## Task directions
Find and copy lines holding "subtitle".

## Data for processing
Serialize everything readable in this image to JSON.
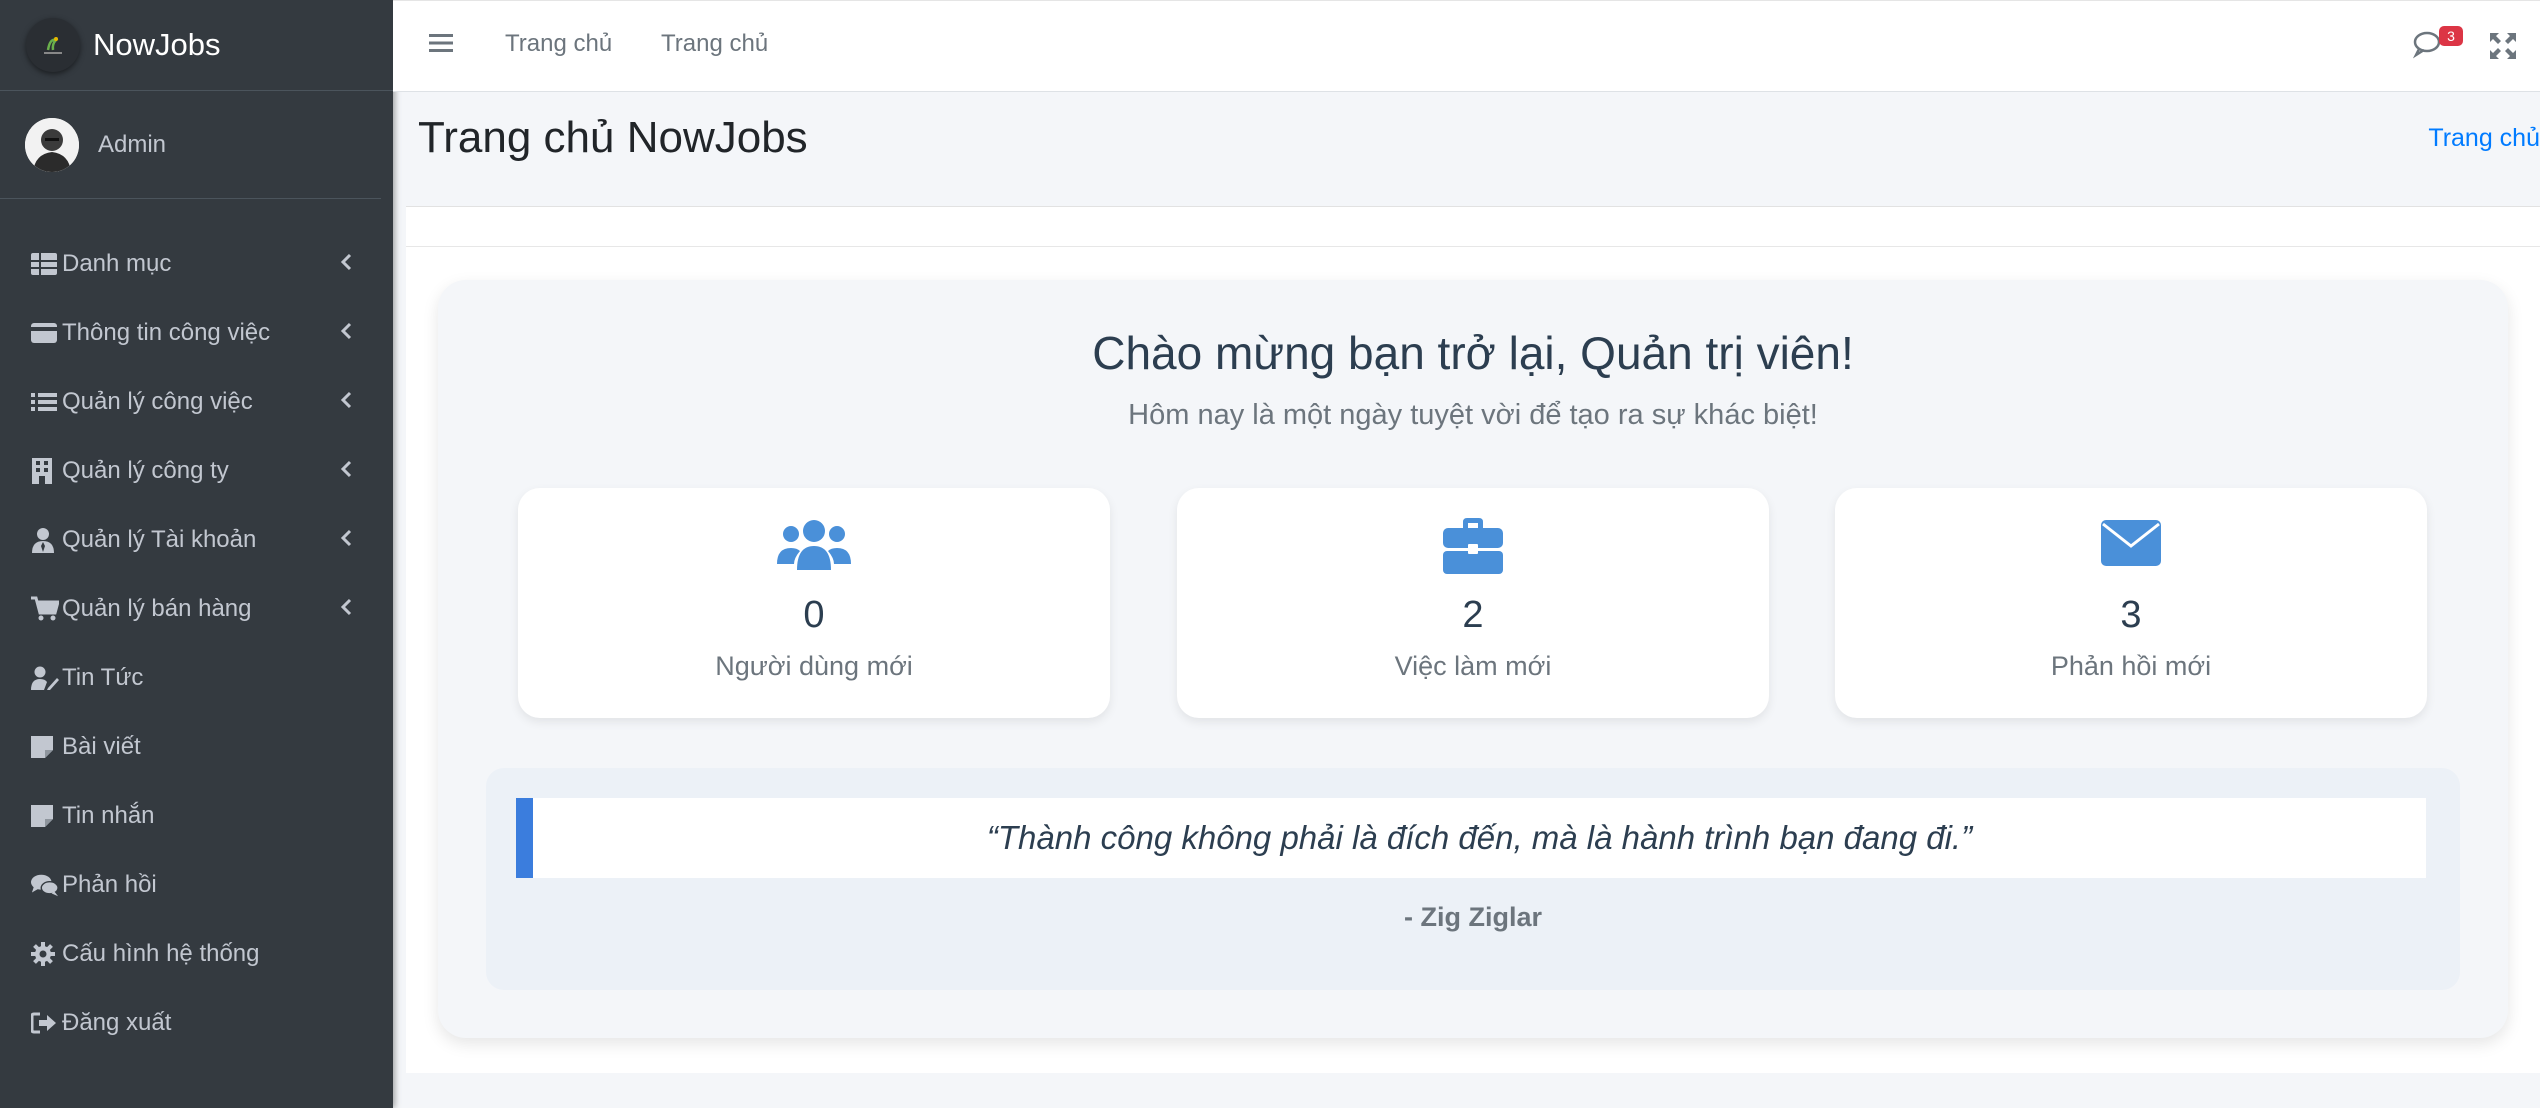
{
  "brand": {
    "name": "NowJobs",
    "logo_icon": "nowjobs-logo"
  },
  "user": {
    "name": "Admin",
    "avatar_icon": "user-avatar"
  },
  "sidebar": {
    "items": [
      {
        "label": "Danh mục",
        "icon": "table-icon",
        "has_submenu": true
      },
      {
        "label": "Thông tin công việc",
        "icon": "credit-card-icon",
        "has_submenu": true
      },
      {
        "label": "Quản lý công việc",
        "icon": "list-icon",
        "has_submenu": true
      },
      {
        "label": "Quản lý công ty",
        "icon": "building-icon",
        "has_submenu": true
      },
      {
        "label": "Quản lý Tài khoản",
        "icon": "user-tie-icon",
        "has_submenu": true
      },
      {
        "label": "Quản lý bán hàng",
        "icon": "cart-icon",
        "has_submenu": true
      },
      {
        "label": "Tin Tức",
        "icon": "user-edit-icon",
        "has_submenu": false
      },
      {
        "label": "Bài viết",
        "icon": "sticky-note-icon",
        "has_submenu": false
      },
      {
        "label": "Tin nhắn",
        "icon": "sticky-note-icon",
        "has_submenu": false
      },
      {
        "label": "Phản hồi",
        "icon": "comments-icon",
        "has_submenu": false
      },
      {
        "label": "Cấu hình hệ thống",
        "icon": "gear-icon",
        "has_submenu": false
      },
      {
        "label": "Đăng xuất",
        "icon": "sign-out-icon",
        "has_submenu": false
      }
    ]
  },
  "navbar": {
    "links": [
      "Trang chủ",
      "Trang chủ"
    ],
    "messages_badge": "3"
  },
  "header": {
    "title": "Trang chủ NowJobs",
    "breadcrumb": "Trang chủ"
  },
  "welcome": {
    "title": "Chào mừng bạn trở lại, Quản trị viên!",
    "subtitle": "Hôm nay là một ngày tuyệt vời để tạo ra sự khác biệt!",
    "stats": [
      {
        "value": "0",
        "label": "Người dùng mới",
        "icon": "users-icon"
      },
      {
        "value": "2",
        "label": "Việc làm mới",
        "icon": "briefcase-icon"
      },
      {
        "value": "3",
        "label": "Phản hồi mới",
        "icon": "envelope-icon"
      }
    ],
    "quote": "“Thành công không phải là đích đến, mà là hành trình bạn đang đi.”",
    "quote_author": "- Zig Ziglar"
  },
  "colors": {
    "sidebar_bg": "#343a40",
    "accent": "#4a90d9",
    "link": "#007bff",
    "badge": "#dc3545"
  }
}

---

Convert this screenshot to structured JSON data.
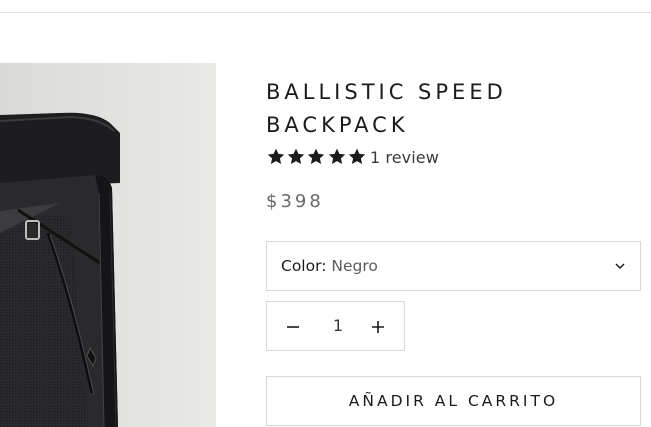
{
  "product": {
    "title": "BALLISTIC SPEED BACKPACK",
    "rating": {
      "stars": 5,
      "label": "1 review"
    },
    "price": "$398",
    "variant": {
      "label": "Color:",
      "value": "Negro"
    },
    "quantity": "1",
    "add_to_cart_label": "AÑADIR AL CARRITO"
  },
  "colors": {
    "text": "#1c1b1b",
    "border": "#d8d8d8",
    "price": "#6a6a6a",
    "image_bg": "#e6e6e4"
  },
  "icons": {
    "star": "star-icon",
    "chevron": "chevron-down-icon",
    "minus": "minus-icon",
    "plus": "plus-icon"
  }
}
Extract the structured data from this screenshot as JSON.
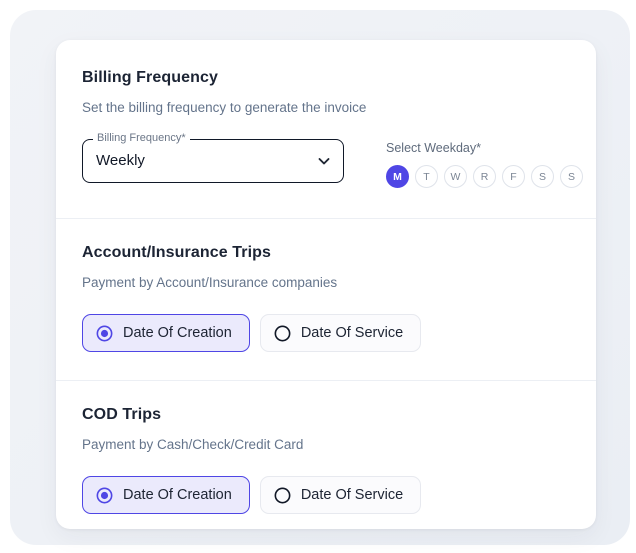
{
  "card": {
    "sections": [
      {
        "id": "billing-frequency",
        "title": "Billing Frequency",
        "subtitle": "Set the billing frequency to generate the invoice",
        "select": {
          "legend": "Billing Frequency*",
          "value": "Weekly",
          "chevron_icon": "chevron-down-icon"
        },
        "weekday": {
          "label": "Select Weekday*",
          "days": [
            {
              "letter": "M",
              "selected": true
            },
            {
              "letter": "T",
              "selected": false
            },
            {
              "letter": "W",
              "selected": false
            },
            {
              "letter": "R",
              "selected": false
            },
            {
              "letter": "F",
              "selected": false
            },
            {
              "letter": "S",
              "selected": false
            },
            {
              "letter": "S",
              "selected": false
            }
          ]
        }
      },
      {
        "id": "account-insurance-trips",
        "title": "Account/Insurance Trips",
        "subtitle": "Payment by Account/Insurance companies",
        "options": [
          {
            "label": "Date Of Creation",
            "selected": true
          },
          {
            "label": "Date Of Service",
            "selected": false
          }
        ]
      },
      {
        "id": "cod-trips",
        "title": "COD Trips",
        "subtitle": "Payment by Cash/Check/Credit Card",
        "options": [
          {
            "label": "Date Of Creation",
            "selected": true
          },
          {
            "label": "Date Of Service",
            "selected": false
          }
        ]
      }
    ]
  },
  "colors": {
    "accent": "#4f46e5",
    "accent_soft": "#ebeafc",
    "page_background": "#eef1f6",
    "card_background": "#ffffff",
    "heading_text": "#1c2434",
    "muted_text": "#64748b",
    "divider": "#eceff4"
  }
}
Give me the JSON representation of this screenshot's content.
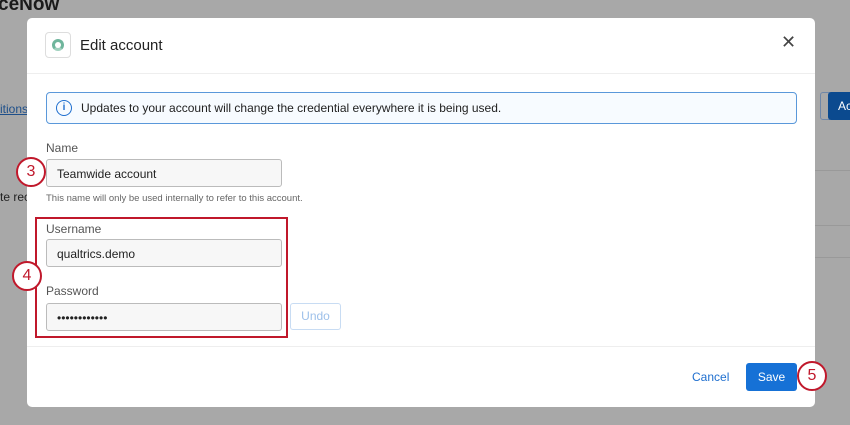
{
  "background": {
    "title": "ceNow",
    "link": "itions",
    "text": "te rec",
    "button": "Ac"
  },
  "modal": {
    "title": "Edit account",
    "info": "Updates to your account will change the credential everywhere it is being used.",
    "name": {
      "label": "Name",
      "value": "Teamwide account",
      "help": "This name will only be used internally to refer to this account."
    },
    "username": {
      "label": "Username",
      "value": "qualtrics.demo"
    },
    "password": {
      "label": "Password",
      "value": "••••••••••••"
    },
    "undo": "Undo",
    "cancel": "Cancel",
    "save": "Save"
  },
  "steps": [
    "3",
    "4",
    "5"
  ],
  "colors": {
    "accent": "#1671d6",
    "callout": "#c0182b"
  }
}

## Answer to the exercise
    "subtitle": "Hôm nay là một ngày tuyệt vời để tạo ra sự khác biệt!",
        "subtitle": "Set the billing frequency to generate the invoice",
        "subtitle": "Payment by Account/Insurance companies",
        "subtitle": "Payment by Cash/Check/Credit Card",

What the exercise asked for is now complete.